◆ **Problem details**: Copy the lines holding the word "relative", all of them.

◆ **Task input**:
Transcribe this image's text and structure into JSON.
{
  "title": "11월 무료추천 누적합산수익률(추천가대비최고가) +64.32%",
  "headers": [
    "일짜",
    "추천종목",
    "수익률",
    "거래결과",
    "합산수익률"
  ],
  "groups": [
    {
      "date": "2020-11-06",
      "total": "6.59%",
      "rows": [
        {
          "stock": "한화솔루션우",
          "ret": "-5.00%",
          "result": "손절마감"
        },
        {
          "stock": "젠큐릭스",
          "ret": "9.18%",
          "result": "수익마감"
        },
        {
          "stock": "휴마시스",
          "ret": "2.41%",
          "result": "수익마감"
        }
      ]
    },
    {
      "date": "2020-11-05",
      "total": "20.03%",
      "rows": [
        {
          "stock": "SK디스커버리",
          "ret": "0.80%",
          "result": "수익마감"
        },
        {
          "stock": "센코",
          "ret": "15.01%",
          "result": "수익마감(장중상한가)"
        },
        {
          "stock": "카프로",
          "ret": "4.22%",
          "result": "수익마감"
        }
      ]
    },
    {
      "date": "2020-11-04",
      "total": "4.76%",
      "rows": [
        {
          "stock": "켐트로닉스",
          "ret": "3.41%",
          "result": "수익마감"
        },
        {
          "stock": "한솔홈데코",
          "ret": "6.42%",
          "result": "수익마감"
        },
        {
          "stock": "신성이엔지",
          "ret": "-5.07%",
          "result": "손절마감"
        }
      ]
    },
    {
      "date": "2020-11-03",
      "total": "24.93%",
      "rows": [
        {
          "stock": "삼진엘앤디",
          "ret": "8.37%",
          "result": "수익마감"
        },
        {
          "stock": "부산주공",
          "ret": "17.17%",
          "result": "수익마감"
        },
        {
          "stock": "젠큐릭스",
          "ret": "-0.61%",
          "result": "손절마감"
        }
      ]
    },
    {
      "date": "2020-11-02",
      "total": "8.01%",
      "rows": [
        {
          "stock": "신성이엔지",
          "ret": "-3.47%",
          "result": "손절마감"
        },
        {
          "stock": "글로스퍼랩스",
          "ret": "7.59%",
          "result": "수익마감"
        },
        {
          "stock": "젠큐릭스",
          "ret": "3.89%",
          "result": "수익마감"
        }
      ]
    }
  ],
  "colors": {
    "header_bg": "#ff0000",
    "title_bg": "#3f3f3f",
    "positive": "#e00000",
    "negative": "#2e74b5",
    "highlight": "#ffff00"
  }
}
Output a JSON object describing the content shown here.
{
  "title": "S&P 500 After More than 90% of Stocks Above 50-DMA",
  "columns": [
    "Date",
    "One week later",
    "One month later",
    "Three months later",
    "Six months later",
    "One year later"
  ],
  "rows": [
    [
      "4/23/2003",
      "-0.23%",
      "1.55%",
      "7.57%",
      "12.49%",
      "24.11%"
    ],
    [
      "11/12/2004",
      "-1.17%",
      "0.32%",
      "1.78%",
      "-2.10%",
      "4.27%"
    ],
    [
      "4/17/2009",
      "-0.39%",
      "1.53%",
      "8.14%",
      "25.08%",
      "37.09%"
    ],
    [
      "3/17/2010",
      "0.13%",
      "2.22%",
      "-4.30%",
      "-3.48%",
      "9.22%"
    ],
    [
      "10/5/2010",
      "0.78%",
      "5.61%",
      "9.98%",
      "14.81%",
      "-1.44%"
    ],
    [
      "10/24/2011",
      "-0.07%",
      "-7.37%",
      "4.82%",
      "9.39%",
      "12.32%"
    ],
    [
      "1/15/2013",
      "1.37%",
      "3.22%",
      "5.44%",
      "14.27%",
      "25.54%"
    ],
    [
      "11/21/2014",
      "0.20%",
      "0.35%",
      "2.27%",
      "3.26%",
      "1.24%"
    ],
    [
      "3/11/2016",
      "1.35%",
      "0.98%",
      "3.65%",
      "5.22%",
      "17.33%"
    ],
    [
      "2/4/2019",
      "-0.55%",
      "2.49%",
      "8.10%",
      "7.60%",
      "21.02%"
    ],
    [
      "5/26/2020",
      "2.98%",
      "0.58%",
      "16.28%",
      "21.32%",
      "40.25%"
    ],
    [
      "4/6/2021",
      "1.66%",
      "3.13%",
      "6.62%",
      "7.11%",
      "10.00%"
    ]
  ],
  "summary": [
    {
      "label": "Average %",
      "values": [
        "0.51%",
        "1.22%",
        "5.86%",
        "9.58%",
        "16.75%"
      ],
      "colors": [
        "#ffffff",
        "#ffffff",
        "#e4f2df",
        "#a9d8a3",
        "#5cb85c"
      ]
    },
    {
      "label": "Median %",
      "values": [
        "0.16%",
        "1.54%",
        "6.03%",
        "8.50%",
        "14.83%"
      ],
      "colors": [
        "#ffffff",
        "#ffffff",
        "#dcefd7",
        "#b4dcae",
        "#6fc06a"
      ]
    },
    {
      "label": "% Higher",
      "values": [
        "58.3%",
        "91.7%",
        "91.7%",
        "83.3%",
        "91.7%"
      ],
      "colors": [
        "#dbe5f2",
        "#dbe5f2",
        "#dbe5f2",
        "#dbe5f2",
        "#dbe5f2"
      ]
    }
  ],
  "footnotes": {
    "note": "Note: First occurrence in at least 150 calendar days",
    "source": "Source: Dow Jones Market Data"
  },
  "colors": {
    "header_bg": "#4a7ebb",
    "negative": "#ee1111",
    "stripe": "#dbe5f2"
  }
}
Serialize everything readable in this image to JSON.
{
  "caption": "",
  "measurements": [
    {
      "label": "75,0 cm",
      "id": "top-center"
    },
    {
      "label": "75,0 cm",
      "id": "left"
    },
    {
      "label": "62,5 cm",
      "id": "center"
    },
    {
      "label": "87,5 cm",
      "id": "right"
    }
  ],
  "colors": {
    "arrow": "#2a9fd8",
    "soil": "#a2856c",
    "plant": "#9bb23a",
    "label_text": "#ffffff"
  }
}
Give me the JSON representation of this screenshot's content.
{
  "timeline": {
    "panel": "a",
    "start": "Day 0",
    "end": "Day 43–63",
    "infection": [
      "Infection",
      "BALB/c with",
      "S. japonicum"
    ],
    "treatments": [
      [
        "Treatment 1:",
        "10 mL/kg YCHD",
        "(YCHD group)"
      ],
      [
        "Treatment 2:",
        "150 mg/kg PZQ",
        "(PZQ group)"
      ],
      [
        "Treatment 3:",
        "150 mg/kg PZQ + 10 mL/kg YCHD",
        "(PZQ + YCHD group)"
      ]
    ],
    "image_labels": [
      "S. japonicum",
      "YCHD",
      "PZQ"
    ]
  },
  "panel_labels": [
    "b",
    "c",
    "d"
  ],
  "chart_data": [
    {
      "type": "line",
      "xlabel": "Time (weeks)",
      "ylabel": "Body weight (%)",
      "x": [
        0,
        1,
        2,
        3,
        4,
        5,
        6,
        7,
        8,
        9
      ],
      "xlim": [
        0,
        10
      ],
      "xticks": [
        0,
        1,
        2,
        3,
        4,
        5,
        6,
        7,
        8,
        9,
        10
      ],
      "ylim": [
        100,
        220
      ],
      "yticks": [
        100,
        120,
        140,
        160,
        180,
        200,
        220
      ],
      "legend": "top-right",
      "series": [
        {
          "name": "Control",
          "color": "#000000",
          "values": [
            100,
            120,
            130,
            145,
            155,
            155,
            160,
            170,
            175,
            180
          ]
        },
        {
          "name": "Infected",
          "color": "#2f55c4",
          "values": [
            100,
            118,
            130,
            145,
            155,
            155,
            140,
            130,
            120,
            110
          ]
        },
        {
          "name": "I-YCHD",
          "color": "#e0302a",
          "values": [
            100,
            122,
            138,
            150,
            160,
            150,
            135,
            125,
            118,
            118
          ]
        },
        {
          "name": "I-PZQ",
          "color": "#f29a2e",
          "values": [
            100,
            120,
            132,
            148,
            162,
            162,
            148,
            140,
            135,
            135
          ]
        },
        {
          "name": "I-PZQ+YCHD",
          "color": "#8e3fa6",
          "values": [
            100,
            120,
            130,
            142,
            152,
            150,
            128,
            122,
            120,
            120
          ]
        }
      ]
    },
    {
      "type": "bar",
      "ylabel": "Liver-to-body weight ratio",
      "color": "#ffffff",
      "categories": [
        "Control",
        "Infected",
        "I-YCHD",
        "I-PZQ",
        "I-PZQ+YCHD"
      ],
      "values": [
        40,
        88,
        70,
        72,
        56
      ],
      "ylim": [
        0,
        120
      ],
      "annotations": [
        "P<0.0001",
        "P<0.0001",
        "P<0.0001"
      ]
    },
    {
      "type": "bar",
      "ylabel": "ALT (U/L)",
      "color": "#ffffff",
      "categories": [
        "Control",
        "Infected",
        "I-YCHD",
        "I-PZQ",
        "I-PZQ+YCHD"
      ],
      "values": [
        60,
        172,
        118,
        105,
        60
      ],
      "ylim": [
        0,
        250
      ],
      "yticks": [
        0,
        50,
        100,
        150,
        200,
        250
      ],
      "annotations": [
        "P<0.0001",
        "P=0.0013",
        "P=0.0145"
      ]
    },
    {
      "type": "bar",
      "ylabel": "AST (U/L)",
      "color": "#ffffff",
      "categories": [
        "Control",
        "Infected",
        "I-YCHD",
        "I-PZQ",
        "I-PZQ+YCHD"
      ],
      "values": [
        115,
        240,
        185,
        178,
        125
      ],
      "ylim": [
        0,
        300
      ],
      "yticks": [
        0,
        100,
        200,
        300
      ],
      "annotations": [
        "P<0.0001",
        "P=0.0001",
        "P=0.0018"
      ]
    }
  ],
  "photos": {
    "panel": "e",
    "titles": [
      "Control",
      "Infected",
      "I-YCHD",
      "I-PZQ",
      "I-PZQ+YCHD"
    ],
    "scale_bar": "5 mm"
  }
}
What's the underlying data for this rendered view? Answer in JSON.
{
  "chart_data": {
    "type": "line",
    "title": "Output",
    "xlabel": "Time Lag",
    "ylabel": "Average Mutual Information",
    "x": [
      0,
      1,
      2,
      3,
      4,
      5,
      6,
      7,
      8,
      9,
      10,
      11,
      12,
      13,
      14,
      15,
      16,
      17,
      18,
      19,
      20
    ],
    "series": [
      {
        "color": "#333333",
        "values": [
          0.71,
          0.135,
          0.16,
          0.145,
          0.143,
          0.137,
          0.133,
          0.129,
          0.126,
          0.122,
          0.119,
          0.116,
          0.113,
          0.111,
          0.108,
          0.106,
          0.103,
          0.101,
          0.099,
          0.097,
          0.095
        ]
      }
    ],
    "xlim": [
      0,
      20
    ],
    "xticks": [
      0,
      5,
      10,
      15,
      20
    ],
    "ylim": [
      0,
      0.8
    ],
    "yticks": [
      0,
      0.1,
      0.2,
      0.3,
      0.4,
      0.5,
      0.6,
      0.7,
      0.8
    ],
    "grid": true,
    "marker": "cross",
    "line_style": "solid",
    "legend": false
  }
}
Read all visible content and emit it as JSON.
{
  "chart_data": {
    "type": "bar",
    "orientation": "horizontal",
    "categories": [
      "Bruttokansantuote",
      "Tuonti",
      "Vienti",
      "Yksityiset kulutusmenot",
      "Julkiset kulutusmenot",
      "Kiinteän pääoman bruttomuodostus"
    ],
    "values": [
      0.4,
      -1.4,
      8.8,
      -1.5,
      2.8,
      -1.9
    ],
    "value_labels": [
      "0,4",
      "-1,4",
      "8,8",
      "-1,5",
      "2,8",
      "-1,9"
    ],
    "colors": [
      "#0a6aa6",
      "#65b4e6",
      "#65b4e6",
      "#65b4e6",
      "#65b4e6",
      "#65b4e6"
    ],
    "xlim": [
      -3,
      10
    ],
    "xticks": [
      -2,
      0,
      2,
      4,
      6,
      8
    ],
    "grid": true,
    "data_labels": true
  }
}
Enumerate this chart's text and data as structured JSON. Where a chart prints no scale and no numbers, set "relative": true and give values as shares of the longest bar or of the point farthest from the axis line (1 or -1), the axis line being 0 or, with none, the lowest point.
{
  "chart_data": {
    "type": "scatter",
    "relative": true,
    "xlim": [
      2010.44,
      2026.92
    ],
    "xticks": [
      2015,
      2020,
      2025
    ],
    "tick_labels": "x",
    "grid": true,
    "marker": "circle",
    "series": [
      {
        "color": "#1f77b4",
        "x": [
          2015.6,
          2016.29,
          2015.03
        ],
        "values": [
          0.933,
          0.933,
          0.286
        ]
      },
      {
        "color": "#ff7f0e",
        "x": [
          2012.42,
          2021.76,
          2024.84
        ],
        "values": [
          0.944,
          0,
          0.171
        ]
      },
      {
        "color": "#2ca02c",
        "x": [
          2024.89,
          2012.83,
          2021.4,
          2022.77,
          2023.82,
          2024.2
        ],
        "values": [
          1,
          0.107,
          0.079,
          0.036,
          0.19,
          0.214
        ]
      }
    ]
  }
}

◆ **Expected answer**:
Enumerate this chart's text and data as structured JSON. Where a chart prints no scale and no numbers, set "relative": true and give values as shares of the longest bar or of the point farthest from the axis line (1 or -1), the axis line being 0 or, with none, the lowest point.
    "relative": true,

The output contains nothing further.